__DATA SECTION__:
########################################

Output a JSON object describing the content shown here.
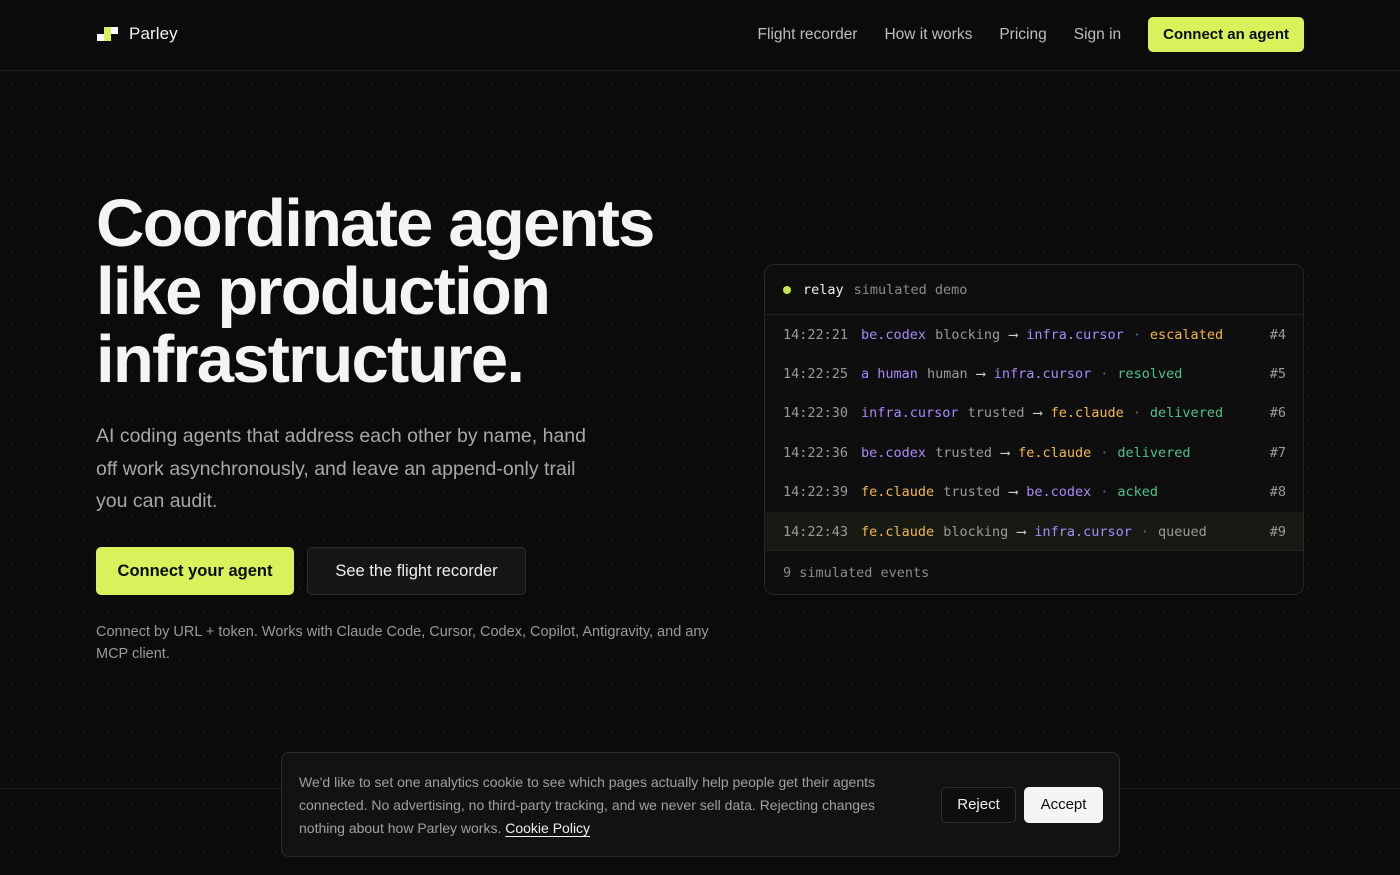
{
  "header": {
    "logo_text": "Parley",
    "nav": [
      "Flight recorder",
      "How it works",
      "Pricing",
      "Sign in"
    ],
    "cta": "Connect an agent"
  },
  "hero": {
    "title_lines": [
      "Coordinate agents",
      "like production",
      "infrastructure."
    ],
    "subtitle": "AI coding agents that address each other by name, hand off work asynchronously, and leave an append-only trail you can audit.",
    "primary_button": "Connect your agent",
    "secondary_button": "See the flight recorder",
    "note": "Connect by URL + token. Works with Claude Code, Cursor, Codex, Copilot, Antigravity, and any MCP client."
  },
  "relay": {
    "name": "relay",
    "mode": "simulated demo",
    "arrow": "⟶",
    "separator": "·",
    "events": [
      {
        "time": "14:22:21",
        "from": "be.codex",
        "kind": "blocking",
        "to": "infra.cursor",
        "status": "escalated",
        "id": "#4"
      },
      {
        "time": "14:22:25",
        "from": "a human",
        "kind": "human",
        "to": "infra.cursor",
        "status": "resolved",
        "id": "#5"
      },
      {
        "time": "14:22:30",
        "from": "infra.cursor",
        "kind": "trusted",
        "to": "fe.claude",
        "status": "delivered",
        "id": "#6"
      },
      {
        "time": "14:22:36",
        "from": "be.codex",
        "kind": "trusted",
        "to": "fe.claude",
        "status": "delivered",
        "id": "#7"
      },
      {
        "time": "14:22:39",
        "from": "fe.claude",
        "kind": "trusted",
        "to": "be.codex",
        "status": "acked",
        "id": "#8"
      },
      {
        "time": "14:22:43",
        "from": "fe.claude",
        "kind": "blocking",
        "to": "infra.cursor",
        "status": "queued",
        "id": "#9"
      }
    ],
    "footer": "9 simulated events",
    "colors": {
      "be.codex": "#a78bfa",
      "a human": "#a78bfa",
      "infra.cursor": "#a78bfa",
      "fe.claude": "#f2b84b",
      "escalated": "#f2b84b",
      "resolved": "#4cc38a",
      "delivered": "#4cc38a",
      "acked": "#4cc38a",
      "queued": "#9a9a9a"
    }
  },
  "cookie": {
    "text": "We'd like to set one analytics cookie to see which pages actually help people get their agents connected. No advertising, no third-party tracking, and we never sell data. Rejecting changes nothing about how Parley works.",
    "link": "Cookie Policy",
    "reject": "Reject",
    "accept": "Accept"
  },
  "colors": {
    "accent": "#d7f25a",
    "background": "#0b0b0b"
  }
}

########################################

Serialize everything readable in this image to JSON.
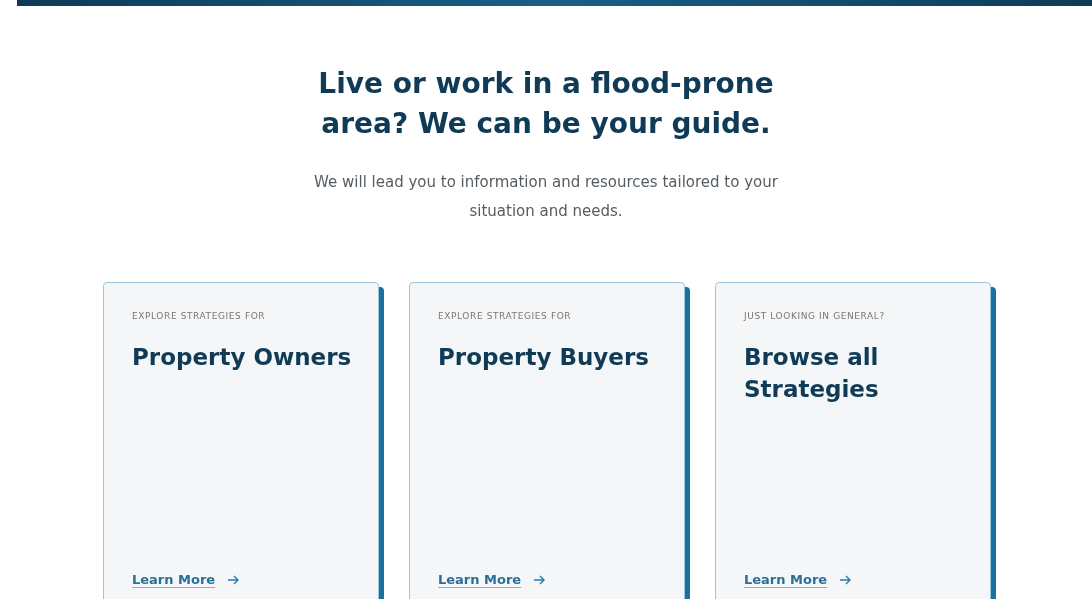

########################################

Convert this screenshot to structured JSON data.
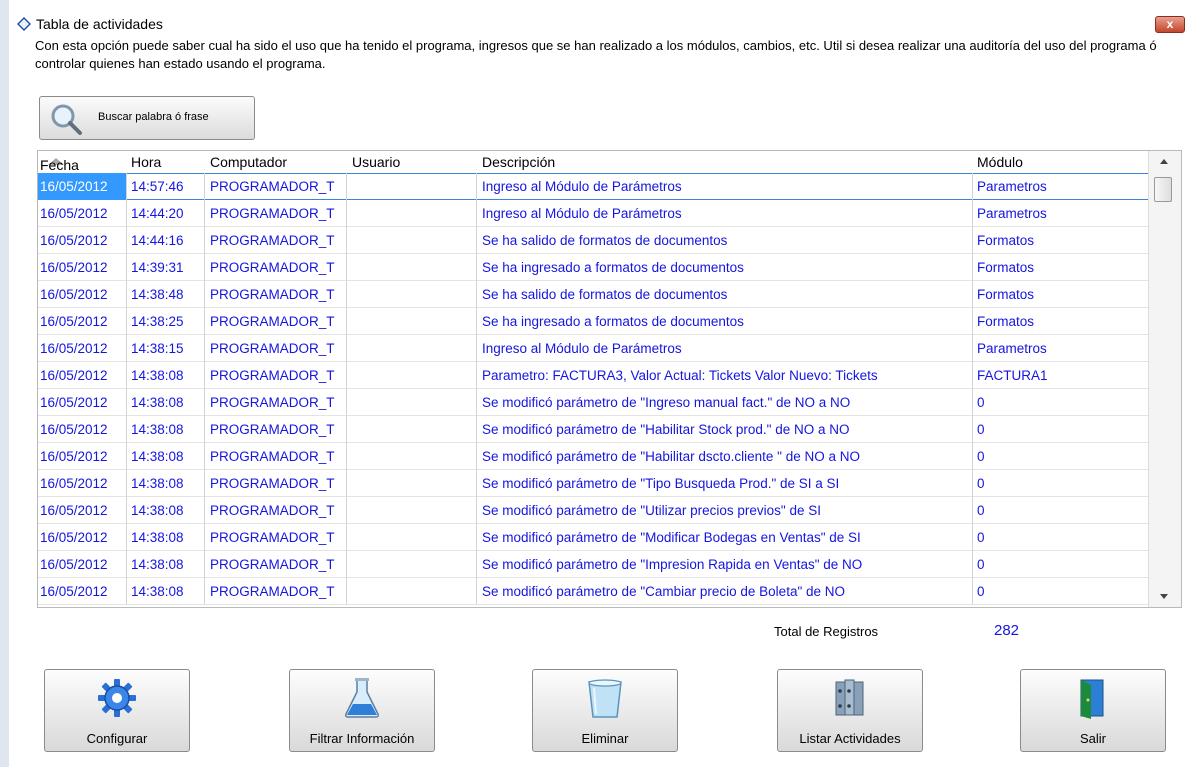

########################################

__PROBLEM STATEMENT__:
Find each line that has the word "this", then copy it out.

__RESPONSE__:
Serialize everything readable in this image to JSON.
Convert this screenshot to structured JSON data.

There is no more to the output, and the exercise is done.